→ **SUPPLIED MATERIAL**
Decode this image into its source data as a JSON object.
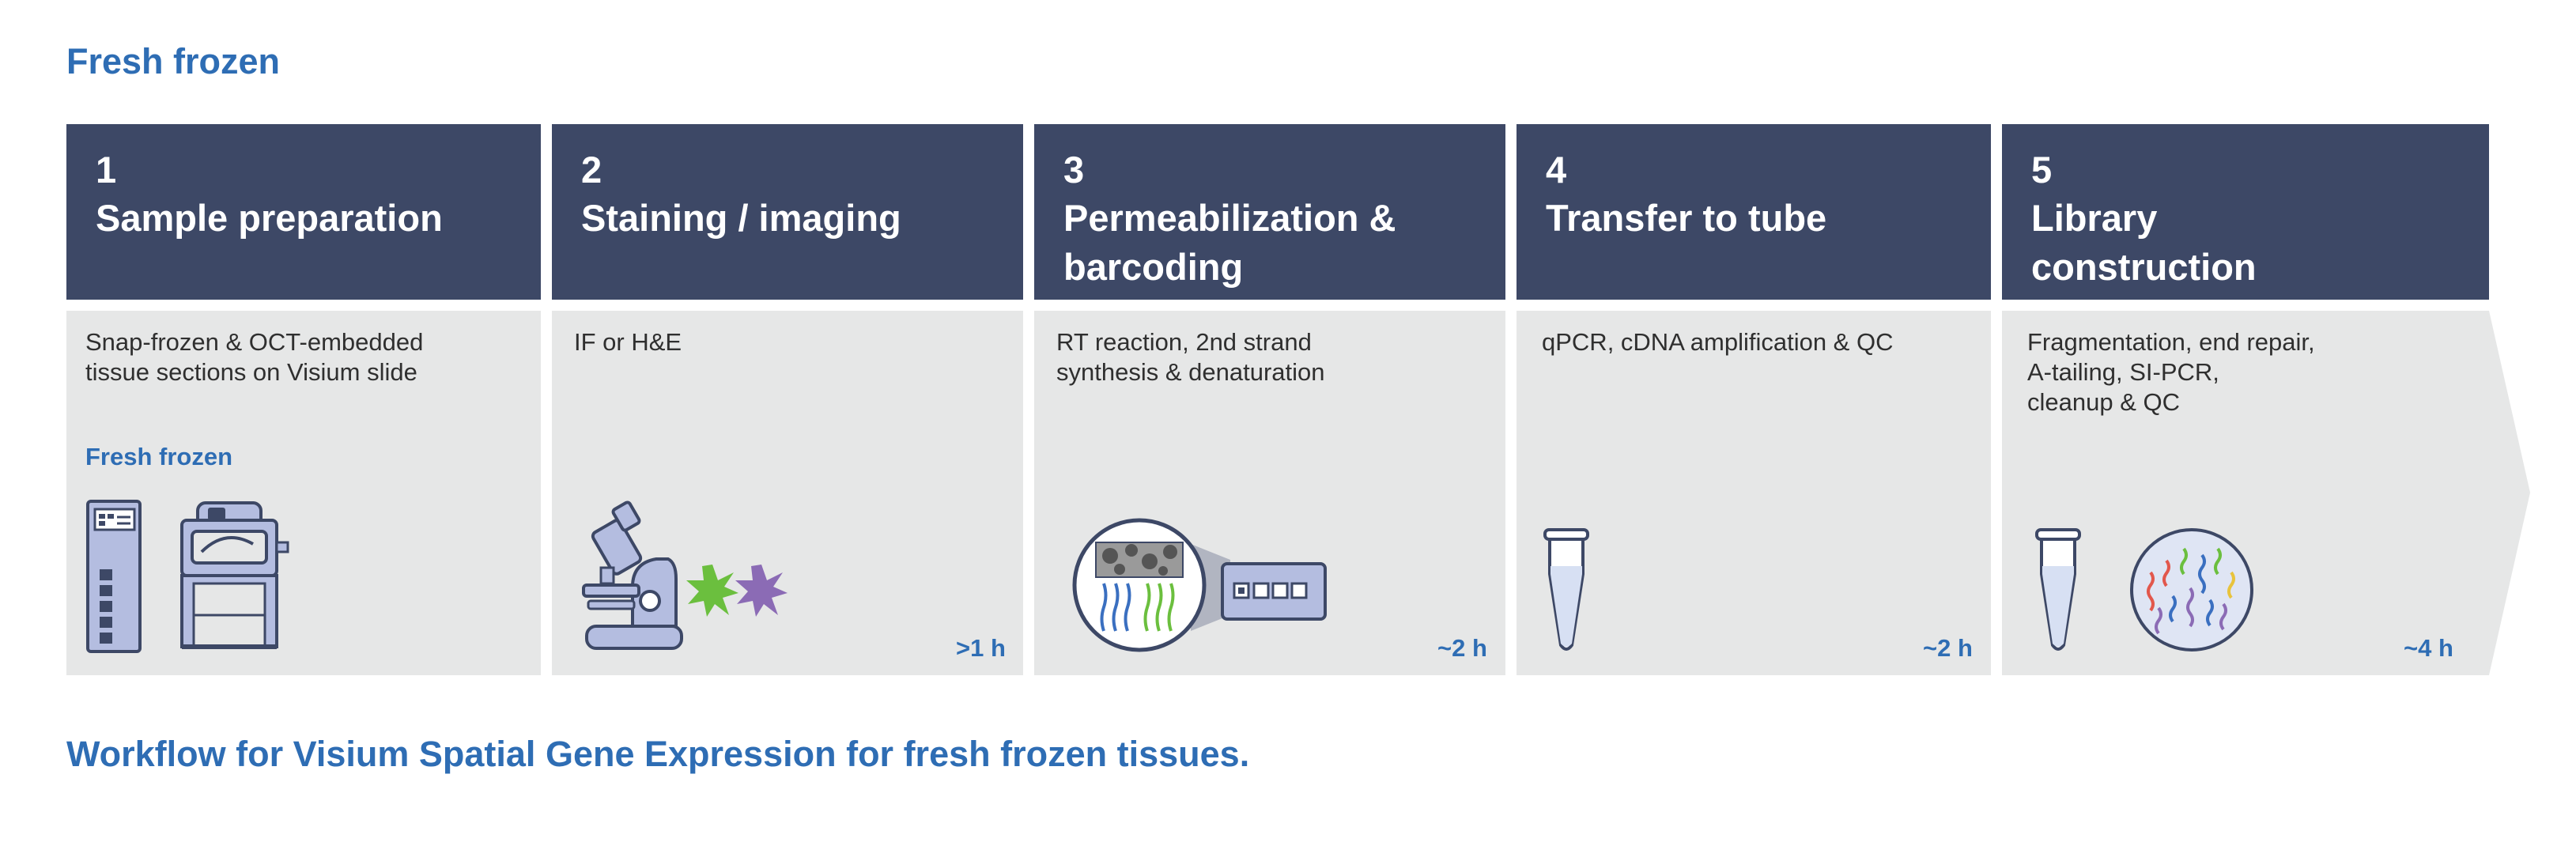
{
  "title": "Fresh frozen",
  "caption": "Workflow for Visium Spatial Gene Expression for fresh frozen tissues.",
  "steps": [
    {
      "number": "1",
      "title_lines": [
        "Sample preparation"
      ],
      "description_lines": [
        "Snap-frozen & OCT-embedded",
        "tissue sections on Visium slide"
      ],
      "sublabel": "Fresh frozen",
      "time": "",
      "icons": [
        "slide-icon",
        "cryostat-icon"
      ]
    },
    {
      "number": "2",
      "title_lines": [
        "Staining / imaging"
      ],
      "description_lines": [
        "IF or H&E"
      ],
      "time": ">1 h",
      "icons": [
        "microscope-icon",
        "green-stain-star-icon",
        "purple-stain-star-icon"
      ]
    },
    {
      "number": "3",
      "title_lines": [
        "Permeabilization &",
        "barcoding"
      ],
      "description_lines": [
        "RT reaction, 2nd strand",
        "synthesis & denaturation"
      ],
      "time": "~2 h",
      "icons": [
        "tissue-zoom-icon",
        "barcoded-slide-icon"
      ]
    },
    {
      "number": "4",
      "title_lines": [
        "Transfer to tube"
      ],
      "description_lines": [
        "qPCR, cDNA amplification & QC"
      ],
      "time": "~2 h",
      "icons": [
        "tube-icon"
      ]
    },
    {
      "number": "5",
      "title_lines": [
        "Library",
        "construction"
      ],
      "description_lines": [
        "Fragmentation, end repair,",
        "A-tailing, SI-PCR,",
        "cleanup & QC"
      ],
      "time": "~4 h",
      "icons": [
        "tube-icon",
        "library-dish-icon"
      ]
    }
  ],
  "colors": {
    "header": "#3d4866",
    "body": "#e6e7e7",
    "accent": "#2e6db4",
    "illustration_fill": "#b4bde0",
    "illustration_stroke": "#3d4866"
  }
}
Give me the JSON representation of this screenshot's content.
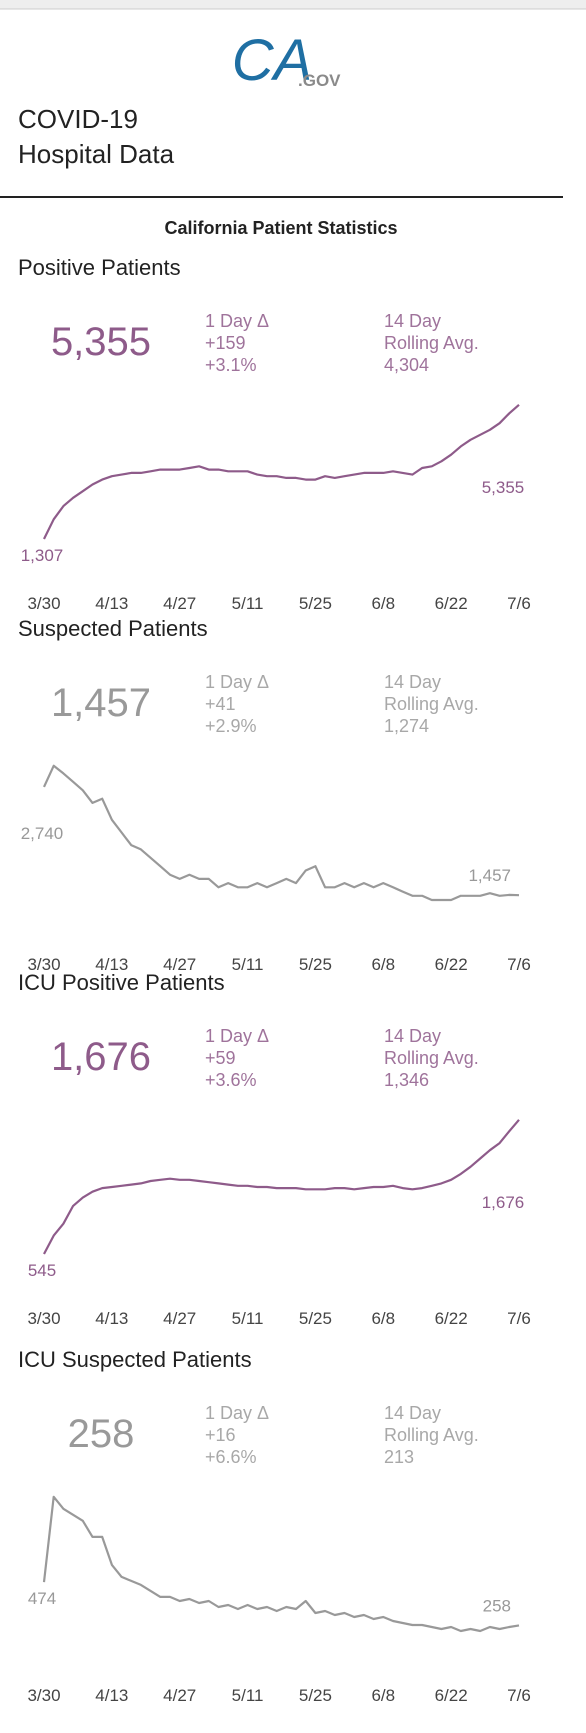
{
  "header": {
    "logo": "CA",
    "logo_suffix": ".GOV",
    "title_lines": [
      "COVID-19",
      "Hospital Data"
    ],
    "subtitle": "California Patient Statistics"
  },
  "chart_data": [
    {
      "type": "line",
      "title": "Positive Patients",
      "current": "5,355",
      "stats": [
        "1 Day Δ",
        "+159",
        "+3.1%"
      ],
      "rolling": [
        "14 Day",
        "Rolling Avg.",
        "4,304"
      ],
      "color": "#8e5b8a",
      "categories": [
        "3/30",
        null,
        null,
        null,
        null,
        null,
        null,
        "4/13",
        null,
        null,
        null,
        null,
        null,
        null,
        "4/27",
        null,
        null,
        null,
        null,
        null,
        null,
        "5/11",
        null,
        null,
        null,
        null,
        null,
        null,
        "5/25",
        null,
        null,
        null,
        null,
        null,
        null,
        "6/8",
        null,
        null,
        null,
        null,
        null,
        null,
        "6/22",
        null,
        null,
        null,
        null,
        null,
        null,
        "7/6"
      ],
      "values": [
        1307,
        1900,
        2300,
        2550,
        2750,
        2950,
        3100,
        3200,
        3250,
        3300,
        3300,
        3350,
        3400,
        3400,
        3400,
        3450,
        3500,
        3400,
        3400,
        3350,
        3350,
        3350,
        3250,
        3200,
        3200,
        3150,
        3150,
        3100,
        3100,
        3200,
        3150,
        3200,
        3250,
        3300,
        3300,
        3300,
        3350,
        3300,
        3250,
        3450,
        3500,
        3650,
        3850,
        4100,
        4300,
        4450,
        4600,
        4800,
        5100,
        5355
      ],
      "value_labels": [
        "1,307",
        null,
        null,
        null,
        null,
        null,
        null,
        null,
        null,
        null,
        null,
        null,
        null,
        null,
        null,
        null,
        null,
        null,
        null,
        null,
        null,
        null,
        null,
        null,
        null,
        null,
        null,
        null,
        null,
        null,
        null,
        null,
        null,
        null,
        null,
        null,
        null,
        null,
        null,
        null,
        null,
        null,
        null,
        null,
        null,
        null,
        null,
        null,
        null,
        "5,355"
      ]
    },
    {
      "type": "line",
      "title": "Suspected Patients",
      "current": "1,457",
      "stats": [
        "1 Day Δ",
        "+41",
        "+2.9%"
      ],
      "rolling": [
        "14 Day",
        "Rolling Avg.",
        "1,274"
      ],
      "color": "#999999",
      "categories": [
        "3/30",
        null,
        null,
        null,
        null,
        null,
        null,
        "4/13",
        null,
        null,
        null,
        null,
        null,
        null,
        "4/27",
        null,
        null,
        null,
        null,
        null,
        null,
        "5/11",
        null,
        null,
        null,
        null,
        null,
        null,
        "5/25",
        null,
        null,
        null,
        null,
        null,
        null,
        "6/8",
        null,
        null,
        null,
        null,
        null,
        null,
        "6/22",
        null,
        null,
        null,
        null,
        null,
        null,
        "7/6"
      ],
      "values": [
        2740,
        2990,
        2900,
        2800,
        2700,
        2550,
        2600,
        2350,
        2200,
        2050,
        2000,
        1900,
        1800,
        1700,
        1650,
        1700,
        1650,
        1650,
        1550,
        1600,
        1550,
        1550,
        1600,
        1550,
        1600,
        1650,
        1600,
        1750,
        1800,
        1550,
        1550,
        1600,
        1550,
        1600,
        1550,
        1600,
        1550,
        1500,
        1450,
        1450,
        1400,
        1400,
        1400,
        1450,
        1450,
        1450,
        1480,
        1450,
        1460,
        1457
      ],
      "value_labels": [
        "2,740",
        null,
        null,
        null,
        null,
        null,
        null,
        null,
        null,
        null,
        null,
        null,
        null,
        null,
        null,
        null,
        null,
        null,
        null,
        null,
        null,
        null,
        null,
        null,
        null,
        null,
        null,
        null,
        null,
        null,
        null,
        null,
        null,
        null,
        null,
        null,
        null,
        null,
        null,
        null,
        null,
        null,
        null,
        null,
        null,
        null,
        null,
        null,
        null,
        "1,457"
      ]
    },
    {
      "type": "line",
      "title": "ICU Positive Patients",
      "current": "1,676",
      "stats": [
        "1 Day Δ",
        "+59",
        "+3.6%"
      ],
      "rolling": [
        "14 Day",
        "Rolling Avg.",
        "1,346"
      ],
      "color": "#8e5b8a",
      "categories": [
        "3/30",
        null,
        null,
        null,
        null,
        null,
        null,
        "4/13",
        null,
        null,
        null,
        null,
        null,
        null,
        "4/27",
        null,
        null,
        null,
        null,
        null,
        null,
        "5/11",
        null,
        null,
        null,
        null,
        null,
        null,
        "5/25",
        null,
        null,
        null,
        null,
        null,
        null,
        "6/8",
        null,
        null,
        null,
        null,
        null,
        null,
        "6/22",
        null,
        null,
        null,
        null,
        null,
        null,
        "7/6"
      ],
      "values": [
        545,
        700,
        800,
        950,
        1020,
        1070,
        1100,
        1110,
        1120,
        1130,
        1140,
        1160,
        1170,
        1180,
        1170,
        1170,
        1160,
        1150,
        1140,
        1130,
        1120,
        1120,
        1110,
        1110,
        1100,
        1100,
        1100,
        1090,
        1090,
        1090,
        1100,
        1100,
        1090,
        1100,
        1110,
        1110,
        1120,
        1100,
        1090,
        1100,
        1120,
        1140,
        1170,
        1220,
        1280,
        1350,
        1420,
        1480,
        1580,
        1676
      ],
      "value_labels": [
        "545",
        null,
        null,
        null,
        null,
        null,
        null,
        null,
        null,
        null,
        null,
        null,
        null,
        null,
        null,
        null,
        null,
        null,
        null,
        null,
        null,
        null,
        null,
        null,
        null,
        null,
        null,
        null,
        null,
        null,
        null,
        null,
        null,
        null,
        null,
        null,
        null,
        null,
        null,
        null,
        null,
        null,
        null,
        null,
        null,
        null,
        null,
        null,
        null,
        "1,676"
      ]
    },
    {
      "type": "line",
      "title": "ICU Suspected Patients",
      "current": "258",
      "stats": [
        "1 Day Δ",
        "+16",
        "+6.6%"
      ],
      "rolling": [
        "14 Day",
        "Rolling Avg.",
        "213"
      ],
      "color": "#999999",
      "categories": [
        "3/30",
        null,
        null,
        null,
        null,
        null,
        null,
        "4/13",
        null,
        null,
        null,
        null,
        null,
        null,
        "4/27",
        null,
        null,
        null,
        null,
        null,
        null,
        "5/11",
        null,
        null,
        null,
        null,
        null,
        null,
        "5/25",
        null,
        null,
        null,
        null,
        null,
        null,
        "6/8",
        null,
        null,
        null,
        null,
        null,
        null,
        "6/22",
        null,
        null,
        null,
        null,
        null,
        null,
        "7/6"
      ],
      "values": [
        474,
        900,
        840,
        810,
        780,
        700,
        700,
        560,
        500,
        480,
        460,
        430,
        400,
        400,
        380,
        390,
        370,
        380,
        350,
        360,
        340,
        360,
        340,
        350,
        330,
        350,
        340,
        380,
        320,
        330,
        310,
        320,
        300,
        310,
        290,
        300,
        280,
        270,
        260,
        260,
        250,
        240,
        250,
        230,
        240,
        230,
        250,
        240,
        250,
        258
      ],
      "value_labels": [
        "474",
        null,
        null,
        null,
        null,
        null,
        null,
        null,
        null,
        null,
        null,
        null,
        null,
        null,
        null,
        null,
        null,
        null,
        null,
        null,
        null,
        null,
        null,
        null,
        null,
        null,
        null,
        null,
        null,
        null,
        null,
        null,
        null,
        null,
        null,
        null,
        null,
        null,
        null,
        null,
        null,
        null,
        null,
        null,
        null,
        null,
        null,
        null,
        null,
        "258"
      ]
    }
  ]
}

→ **PROMPT**
For the word "Positive", count the lines of the data that contain it and give only the count.

→ **PROBLEM SOLUTION**
2